### Your task
From the entries below, gather each line containing the word "Транспортный".

## START

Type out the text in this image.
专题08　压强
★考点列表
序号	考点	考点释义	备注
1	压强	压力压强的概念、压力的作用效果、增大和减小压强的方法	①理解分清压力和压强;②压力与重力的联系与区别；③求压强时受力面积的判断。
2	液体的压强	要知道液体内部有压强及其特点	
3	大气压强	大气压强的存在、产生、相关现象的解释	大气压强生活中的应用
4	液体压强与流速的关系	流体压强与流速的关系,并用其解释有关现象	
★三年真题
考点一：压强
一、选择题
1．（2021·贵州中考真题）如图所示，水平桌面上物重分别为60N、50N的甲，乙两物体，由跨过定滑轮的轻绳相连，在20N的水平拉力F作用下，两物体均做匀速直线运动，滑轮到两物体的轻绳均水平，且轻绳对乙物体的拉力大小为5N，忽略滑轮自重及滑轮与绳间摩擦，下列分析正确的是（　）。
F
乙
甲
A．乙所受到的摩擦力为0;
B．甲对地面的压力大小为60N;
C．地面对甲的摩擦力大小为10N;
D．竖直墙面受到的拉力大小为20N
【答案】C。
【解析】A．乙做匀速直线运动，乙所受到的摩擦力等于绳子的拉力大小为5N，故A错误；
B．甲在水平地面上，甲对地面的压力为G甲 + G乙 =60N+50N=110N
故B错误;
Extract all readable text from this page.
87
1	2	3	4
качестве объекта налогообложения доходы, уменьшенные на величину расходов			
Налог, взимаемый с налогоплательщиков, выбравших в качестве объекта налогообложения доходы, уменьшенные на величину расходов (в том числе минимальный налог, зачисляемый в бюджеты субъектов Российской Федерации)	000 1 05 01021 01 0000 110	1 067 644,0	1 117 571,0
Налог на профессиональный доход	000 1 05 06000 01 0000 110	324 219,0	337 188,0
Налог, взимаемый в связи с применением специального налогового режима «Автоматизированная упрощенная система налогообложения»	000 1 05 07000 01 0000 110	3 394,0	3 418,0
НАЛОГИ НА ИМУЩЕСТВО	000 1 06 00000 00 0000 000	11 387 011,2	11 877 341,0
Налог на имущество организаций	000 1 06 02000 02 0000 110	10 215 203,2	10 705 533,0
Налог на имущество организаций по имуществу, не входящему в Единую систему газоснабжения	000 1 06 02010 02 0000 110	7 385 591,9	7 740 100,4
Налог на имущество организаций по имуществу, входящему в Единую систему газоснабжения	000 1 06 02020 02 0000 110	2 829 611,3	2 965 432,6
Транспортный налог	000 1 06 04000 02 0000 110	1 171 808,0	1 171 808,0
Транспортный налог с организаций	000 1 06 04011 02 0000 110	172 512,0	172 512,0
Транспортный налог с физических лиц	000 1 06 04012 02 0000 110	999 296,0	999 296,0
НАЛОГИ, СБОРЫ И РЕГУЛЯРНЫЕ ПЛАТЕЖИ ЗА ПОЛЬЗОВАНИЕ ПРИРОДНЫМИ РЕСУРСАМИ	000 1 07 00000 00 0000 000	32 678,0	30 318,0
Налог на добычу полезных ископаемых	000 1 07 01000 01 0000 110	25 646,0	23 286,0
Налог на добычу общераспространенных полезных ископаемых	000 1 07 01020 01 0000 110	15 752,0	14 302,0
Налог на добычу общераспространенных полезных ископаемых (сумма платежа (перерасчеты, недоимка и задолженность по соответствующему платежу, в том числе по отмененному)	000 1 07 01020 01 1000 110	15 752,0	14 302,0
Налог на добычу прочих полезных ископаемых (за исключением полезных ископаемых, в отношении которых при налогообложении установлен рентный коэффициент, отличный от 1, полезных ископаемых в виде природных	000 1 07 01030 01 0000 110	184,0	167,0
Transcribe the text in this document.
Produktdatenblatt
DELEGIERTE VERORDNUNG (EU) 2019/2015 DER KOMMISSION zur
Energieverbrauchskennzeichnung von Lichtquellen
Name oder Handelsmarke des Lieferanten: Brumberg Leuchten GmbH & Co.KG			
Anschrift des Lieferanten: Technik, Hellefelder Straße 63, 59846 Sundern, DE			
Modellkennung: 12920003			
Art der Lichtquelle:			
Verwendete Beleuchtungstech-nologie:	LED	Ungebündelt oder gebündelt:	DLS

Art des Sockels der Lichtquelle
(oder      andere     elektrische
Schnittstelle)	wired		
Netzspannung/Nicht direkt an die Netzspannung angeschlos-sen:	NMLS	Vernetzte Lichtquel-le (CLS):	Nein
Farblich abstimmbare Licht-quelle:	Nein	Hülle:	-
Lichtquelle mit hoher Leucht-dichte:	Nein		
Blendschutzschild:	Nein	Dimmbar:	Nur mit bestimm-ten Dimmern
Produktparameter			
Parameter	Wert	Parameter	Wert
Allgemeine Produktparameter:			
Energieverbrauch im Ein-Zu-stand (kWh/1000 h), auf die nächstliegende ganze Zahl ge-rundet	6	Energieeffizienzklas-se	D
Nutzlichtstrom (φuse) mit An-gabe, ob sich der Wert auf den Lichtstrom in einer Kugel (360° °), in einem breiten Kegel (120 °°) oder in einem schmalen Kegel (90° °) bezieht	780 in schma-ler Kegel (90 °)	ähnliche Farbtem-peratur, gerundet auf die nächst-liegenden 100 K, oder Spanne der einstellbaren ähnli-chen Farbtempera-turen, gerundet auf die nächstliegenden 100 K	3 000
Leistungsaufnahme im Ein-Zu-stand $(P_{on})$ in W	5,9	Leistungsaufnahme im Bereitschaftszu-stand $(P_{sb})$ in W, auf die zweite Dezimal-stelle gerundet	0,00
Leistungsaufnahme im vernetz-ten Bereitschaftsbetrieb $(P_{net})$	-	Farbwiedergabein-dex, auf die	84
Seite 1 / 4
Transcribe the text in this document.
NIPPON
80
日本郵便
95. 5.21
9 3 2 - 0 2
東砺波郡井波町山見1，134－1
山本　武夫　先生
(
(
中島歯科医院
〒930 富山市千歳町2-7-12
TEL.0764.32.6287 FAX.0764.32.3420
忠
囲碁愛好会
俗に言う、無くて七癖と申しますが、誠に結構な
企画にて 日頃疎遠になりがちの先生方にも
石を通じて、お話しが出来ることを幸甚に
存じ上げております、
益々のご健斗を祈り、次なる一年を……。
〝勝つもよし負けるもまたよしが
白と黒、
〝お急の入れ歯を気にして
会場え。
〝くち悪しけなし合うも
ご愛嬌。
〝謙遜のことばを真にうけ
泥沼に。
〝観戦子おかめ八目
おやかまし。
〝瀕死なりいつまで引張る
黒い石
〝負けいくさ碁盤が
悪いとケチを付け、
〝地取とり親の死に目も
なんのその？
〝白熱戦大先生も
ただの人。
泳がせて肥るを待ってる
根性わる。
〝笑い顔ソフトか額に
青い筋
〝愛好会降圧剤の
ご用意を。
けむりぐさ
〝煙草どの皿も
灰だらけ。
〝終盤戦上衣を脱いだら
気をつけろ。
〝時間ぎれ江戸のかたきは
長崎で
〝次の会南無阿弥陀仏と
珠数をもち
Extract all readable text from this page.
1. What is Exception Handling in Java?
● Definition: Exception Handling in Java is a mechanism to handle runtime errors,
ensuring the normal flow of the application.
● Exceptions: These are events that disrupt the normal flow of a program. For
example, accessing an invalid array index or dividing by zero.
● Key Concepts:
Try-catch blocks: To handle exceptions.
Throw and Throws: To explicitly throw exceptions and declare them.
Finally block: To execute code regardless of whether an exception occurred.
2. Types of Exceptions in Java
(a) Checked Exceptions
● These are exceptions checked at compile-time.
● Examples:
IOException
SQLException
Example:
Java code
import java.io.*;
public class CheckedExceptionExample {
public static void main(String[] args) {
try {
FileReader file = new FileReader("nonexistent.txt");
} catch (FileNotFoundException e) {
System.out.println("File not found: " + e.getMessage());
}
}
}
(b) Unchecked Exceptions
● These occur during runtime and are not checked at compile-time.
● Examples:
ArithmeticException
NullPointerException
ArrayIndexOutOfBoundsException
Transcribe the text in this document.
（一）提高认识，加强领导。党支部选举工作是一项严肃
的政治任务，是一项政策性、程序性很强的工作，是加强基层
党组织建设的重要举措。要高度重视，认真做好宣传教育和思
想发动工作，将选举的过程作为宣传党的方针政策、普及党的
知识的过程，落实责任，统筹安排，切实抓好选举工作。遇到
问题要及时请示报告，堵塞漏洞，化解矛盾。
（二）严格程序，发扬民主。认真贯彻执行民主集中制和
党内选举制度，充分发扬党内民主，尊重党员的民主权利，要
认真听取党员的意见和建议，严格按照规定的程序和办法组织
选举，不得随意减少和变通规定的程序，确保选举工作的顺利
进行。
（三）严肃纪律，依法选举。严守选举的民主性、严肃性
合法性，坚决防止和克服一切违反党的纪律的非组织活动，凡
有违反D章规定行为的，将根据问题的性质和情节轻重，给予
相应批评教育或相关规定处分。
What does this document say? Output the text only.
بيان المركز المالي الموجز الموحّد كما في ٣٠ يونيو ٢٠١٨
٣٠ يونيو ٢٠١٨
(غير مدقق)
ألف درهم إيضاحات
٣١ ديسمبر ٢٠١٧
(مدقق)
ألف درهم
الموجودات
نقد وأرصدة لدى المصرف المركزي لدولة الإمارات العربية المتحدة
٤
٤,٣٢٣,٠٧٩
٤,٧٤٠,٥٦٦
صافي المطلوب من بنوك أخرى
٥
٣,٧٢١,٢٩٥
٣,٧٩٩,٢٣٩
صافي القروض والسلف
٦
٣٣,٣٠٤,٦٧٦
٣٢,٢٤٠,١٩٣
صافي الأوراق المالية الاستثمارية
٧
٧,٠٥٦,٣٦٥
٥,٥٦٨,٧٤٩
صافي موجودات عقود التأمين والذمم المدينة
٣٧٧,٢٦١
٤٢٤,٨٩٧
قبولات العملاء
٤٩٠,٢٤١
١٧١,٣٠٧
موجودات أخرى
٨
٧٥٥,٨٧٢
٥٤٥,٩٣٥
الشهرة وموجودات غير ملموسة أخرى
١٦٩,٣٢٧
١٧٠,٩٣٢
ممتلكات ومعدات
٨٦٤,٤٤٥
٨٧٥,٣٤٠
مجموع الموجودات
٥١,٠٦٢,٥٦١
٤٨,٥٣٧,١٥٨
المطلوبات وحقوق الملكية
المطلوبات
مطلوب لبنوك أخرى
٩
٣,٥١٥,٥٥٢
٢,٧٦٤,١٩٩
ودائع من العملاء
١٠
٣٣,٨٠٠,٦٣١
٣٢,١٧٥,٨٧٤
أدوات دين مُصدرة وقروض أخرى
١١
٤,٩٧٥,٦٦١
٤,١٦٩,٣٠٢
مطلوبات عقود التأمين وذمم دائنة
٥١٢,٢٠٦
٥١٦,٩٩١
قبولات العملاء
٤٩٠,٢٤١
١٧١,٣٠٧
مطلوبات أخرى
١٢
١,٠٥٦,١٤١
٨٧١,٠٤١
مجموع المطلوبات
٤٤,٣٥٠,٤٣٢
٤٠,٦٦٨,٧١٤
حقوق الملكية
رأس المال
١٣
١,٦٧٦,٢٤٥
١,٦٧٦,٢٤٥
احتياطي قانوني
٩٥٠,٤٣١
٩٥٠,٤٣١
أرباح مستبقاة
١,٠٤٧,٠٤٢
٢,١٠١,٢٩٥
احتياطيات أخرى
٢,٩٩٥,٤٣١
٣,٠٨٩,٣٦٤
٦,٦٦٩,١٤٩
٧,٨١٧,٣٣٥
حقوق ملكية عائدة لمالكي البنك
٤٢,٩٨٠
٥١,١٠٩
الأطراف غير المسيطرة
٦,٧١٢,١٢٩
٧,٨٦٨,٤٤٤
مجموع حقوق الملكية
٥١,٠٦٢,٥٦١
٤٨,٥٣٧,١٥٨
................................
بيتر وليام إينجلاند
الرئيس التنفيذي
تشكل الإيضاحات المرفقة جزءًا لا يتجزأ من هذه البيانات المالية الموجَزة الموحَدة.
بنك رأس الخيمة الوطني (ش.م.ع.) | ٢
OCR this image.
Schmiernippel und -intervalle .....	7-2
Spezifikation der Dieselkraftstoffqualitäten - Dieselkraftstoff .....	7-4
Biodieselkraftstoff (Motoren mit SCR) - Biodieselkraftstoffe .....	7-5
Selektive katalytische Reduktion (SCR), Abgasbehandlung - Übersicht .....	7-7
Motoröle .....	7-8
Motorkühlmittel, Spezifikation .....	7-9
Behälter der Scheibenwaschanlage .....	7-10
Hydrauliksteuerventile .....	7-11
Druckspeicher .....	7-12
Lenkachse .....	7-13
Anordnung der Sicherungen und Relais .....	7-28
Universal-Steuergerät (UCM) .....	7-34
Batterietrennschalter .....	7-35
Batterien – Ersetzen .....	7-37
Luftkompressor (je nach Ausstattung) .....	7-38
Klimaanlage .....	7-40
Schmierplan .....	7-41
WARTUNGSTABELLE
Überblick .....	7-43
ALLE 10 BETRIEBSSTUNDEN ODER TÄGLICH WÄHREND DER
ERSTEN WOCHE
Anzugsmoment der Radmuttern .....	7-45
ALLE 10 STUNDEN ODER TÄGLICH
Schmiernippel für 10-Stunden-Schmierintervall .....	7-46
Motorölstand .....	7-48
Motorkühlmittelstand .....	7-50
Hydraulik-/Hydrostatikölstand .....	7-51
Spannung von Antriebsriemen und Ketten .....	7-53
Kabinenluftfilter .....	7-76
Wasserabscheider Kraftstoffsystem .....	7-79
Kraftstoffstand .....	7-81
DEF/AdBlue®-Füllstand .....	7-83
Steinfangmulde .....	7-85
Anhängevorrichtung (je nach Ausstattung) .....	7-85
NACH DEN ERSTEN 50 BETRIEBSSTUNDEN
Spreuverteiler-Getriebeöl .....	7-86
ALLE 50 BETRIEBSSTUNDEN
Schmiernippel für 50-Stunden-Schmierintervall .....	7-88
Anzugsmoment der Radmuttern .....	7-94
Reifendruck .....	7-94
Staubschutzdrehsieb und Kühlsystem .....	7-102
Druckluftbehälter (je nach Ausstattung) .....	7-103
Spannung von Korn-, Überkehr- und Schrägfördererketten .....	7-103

## END

### Task response
Транспортный налог	000 1 06 04000 02 0000 110	1 171 808,0	1 171 808,0
Транспортный налог с организаций	000 1 06 04011 02 0000 110	172 512,0	172 512,0
Транспортный налог с физических лиц	000 1 06 04012 02 0000 110	999 296,0	999 296,0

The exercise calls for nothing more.